== GIVEN INFORMATION ==
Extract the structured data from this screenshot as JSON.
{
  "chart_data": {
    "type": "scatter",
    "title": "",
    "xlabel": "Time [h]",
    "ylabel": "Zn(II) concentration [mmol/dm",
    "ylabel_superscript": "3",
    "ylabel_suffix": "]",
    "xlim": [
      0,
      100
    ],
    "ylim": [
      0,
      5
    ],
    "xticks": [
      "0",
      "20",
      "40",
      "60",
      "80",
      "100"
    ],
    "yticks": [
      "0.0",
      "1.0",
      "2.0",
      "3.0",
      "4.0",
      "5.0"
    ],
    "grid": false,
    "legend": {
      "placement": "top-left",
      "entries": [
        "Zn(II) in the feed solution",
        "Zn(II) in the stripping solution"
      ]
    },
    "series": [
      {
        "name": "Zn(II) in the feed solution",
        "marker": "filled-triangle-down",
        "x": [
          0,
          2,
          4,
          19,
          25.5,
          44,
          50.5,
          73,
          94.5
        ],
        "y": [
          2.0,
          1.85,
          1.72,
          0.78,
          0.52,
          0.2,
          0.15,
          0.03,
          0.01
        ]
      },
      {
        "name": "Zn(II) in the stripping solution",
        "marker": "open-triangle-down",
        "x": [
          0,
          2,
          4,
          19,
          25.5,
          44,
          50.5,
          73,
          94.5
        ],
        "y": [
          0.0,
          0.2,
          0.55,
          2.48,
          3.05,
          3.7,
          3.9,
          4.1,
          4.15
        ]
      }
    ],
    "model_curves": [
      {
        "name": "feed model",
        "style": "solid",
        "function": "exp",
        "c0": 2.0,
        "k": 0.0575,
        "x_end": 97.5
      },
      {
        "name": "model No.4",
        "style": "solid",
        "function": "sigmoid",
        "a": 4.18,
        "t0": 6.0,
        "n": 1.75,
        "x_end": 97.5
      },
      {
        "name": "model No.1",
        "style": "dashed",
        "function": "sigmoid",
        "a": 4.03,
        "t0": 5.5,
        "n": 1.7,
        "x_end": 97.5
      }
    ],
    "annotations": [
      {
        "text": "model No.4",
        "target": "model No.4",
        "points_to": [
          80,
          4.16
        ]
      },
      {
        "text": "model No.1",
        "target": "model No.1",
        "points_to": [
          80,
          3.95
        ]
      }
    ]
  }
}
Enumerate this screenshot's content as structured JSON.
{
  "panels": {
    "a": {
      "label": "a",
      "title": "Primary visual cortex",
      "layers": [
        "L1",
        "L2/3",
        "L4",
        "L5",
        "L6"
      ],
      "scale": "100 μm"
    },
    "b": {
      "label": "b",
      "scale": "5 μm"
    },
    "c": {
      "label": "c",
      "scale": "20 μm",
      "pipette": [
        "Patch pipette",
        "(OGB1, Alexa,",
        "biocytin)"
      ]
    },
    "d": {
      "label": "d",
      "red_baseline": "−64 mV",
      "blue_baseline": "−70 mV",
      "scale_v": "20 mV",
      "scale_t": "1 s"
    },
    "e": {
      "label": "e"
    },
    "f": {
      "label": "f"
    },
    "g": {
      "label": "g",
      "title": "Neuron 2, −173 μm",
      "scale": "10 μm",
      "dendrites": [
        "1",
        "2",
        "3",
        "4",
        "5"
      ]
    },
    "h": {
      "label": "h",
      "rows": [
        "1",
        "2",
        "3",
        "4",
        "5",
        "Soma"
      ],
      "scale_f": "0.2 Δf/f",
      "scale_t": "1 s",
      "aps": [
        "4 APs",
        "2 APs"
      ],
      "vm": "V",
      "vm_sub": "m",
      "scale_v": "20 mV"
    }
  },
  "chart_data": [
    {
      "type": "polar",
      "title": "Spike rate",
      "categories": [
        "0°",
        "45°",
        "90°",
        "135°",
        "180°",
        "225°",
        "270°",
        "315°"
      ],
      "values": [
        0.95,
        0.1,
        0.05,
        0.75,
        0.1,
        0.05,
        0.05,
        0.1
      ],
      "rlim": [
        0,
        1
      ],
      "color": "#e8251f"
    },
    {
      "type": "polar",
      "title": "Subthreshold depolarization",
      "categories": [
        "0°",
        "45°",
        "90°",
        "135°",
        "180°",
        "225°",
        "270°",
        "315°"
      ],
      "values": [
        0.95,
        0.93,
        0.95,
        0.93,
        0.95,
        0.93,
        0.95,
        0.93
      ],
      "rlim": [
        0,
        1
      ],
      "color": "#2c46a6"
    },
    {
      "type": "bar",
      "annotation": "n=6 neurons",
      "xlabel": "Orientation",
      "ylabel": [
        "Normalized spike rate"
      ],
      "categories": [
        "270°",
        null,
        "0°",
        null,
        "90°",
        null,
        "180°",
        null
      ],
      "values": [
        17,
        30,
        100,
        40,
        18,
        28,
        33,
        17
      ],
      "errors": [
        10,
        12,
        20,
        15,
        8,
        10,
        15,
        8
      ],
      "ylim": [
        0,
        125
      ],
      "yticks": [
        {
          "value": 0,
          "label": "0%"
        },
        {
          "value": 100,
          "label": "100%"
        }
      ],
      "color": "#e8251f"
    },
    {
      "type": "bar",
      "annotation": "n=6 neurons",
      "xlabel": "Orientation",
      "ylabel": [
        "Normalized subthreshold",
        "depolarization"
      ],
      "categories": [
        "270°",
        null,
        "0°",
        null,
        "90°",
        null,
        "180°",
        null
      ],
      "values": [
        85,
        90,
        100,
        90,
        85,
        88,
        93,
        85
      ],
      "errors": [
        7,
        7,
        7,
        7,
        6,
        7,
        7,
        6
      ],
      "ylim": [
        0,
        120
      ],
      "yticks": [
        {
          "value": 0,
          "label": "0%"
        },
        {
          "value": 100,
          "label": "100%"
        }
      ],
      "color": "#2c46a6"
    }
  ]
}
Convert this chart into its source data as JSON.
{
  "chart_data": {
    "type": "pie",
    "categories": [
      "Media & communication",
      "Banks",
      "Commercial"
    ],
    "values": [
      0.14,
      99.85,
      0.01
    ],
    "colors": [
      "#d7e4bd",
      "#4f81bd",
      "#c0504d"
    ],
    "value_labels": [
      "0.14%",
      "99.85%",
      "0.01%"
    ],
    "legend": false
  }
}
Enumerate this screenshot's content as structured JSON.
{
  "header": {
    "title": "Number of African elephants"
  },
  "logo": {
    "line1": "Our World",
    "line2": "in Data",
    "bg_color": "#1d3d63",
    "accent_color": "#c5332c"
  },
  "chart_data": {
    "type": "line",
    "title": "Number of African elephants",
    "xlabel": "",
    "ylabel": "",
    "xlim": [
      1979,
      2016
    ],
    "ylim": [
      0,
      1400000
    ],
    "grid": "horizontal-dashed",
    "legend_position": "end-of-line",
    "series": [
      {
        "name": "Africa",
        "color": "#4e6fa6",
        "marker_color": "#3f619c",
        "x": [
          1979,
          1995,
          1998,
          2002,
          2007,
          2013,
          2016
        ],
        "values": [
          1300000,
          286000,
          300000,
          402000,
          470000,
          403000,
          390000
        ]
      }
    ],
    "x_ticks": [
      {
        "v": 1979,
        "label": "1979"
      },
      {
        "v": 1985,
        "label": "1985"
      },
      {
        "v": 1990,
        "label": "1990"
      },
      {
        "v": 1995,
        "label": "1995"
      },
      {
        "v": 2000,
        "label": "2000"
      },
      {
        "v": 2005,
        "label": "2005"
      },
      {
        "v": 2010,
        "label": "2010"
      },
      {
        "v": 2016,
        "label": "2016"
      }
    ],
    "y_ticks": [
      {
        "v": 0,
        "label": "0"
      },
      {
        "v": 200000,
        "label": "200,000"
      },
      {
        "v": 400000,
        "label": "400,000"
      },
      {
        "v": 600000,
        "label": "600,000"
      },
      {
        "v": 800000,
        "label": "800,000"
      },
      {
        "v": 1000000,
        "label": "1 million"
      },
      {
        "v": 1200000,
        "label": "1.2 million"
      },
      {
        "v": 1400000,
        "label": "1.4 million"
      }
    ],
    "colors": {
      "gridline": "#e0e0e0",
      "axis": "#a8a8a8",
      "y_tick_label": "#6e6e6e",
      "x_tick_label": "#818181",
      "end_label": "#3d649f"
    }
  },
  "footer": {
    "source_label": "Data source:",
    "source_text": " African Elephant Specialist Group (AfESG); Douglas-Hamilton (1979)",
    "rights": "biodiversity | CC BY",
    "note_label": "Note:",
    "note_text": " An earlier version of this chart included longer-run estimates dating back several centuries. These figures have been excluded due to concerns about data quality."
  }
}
===
EXERCISE DESCRIPTION: Gather every line containing the word "depolarization" and copy it.

ANSWER:
      "title": "Subthreshold depolarization",
        "depolarization"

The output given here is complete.